═══ EXERCISE MATERIALS
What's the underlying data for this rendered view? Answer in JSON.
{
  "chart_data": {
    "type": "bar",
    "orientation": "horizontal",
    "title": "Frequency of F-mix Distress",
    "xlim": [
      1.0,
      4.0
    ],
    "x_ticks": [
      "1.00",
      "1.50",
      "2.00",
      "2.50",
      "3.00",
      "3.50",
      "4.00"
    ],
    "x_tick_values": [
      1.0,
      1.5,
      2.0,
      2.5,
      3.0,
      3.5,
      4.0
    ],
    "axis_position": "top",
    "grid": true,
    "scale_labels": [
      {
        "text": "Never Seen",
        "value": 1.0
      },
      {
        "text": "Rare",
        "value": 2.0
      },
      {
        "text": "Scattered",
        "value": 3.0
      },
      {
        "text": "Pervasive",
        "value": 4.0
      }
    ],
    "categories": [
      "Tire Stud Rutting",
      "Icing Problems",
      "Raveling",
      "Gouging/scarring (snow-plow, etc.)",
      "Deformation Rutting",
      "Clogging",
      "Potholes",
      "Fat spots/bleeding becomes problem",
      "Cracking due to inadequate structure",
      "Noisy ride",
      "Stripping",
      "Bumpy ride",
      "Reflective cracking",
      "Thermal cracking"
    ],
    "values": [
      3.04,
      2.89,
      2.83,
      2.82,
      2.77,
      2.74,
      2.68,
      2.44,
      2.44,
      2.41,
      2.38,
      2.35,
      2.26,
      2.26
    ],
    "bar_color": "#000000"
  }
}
══════
═══ EXERCISE MATERIALS
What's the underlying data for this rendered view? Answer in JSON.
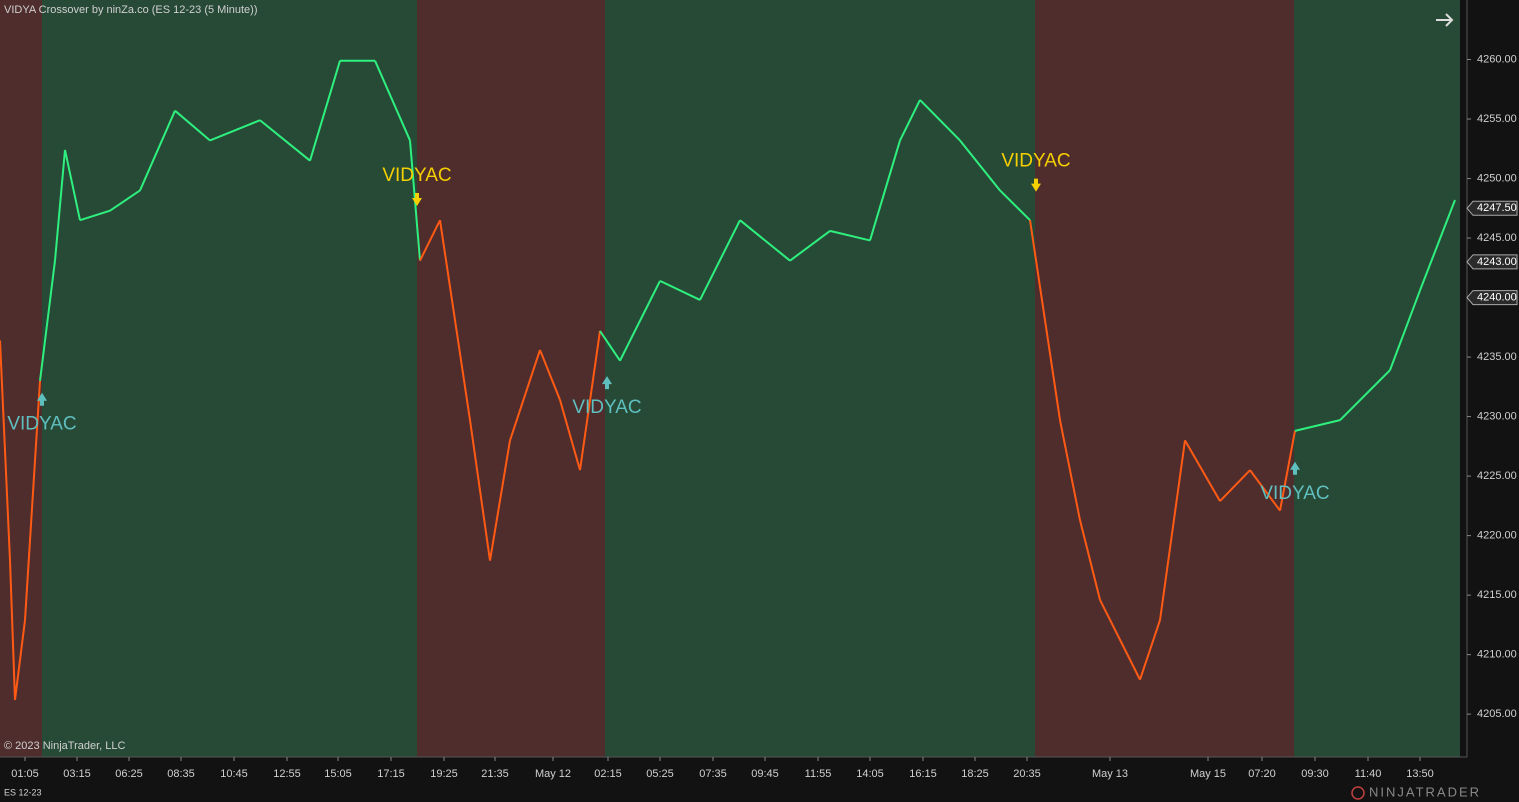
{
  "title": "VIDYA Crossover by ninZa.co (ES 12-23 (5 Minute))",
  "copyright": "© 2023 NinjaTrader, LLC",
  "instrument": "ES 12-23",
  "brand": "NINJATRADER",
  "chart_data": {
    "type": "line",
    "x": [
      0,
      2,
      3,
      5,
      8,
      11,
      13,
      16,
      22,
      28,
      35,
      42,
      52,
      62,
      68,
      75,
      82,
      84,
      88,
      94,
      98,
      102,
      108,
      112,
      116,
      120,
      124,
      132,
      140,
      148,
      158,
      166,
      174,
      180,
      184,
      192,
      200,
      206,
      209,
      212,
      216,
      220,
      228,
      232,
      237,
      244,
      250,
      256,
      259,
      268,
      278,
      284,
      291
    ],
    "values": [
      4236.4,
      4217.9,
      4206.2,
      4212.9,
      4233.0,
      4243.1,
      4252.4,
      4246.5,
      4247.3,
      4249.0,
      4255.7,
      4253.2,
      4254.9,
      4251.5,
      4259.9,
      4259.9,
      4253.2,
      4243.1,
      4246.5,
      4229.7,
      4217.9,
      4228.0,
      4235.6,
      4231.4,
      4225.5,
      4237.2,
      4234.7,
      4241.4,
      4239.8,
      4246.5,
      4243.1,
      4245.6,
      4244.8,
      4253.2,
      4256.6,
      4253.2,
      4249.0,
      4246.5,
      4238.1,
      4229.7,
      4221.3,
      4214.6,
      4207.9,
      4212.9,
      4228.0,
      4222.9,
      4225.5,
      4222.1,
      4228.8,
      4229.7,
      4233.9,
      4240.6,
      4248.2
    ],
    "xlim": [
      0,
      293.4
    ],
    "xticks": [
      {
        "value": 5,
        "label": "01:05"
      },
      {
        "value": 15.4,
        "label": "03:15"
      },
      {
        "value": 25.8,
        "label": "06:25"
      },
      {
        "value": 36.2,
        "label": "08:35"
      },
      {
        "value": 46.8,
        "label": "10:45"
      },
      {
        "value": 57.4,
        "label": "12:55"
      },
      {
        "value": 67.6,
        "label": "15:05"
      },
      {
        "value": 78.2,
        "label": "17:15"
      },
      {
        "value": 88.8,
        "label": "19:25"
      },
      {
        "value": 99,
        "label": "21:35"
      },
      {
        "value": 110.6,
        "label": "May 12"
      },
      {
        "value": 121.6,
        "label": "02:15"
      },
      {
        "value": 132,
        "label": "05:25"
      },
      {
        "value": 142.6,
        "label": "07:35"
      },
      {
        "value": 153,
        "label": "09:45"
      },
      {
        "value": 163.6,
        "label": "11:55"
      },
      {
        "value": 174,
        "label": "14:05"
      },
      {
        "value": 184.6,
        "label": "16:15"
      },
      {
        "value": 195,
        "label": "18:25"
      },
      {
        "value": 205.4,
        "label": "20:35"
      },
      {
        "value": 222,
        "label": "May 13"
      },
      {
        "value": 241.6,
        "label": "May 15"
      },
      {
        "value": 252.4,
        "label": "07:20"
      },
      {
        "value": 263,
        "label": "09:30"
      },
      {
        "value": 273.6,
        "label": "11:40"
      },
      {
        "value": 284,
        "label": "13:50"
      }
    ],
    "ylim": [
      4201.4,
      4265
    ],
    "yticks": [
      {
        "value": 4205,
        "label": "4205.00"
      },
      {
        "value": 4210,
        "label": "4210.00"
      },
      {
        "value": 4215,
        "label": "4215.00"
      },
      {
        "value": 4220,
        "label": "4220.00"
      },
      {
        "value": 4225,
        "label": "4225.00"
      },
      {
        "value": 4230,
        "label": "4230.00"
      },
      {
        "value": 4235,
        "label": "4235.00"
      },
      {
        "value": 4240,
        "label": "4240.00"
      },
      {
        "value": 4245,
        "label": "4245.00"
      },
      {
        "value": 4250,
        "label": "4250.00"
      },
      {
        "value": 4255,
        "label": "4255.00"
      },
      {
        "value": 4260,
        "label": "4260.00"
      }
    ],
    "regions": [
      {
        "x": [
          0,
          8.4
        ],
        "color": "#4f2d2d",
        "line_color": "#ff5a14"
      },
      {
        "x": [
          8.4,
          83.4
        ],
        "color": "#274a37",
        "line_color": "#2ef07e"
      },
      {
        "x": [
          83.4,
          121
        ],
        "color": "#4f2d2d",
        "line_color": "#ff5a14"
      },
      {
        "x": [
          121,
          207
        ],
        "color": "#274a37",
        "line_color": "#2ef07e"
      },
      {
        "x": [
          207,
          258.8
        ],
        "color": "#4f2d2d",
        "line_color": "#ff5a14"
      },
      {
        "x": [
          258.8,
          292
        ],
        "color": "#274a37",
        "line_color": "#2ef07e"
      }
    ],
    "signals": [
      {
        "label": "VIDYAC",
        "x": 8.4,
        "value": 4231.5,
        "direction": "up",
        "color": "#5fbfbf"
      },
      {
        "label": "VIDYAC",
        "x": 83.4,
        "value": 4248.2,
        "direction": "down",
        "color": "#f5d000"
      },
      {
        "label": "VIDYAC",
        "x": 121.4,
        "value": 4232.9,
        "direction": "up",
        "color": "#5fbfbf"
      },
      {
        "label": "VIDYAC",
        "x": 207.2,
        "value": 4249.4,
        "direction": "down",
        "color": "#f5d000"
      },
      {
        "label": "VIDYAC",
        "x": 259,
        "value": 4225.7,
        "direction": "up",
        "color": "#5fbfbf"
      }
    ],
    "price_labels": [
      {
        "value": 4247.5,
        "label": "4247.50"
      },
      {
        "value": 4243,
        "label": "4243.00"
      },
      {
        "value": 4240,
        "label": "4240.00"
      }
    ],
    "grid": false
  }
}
══════
YOUR GOAL »
Pull out all lines of the data with the string "Rutting".

SOLUTION »
      "Tire Stud Rutting",
      "Deformation Rutting",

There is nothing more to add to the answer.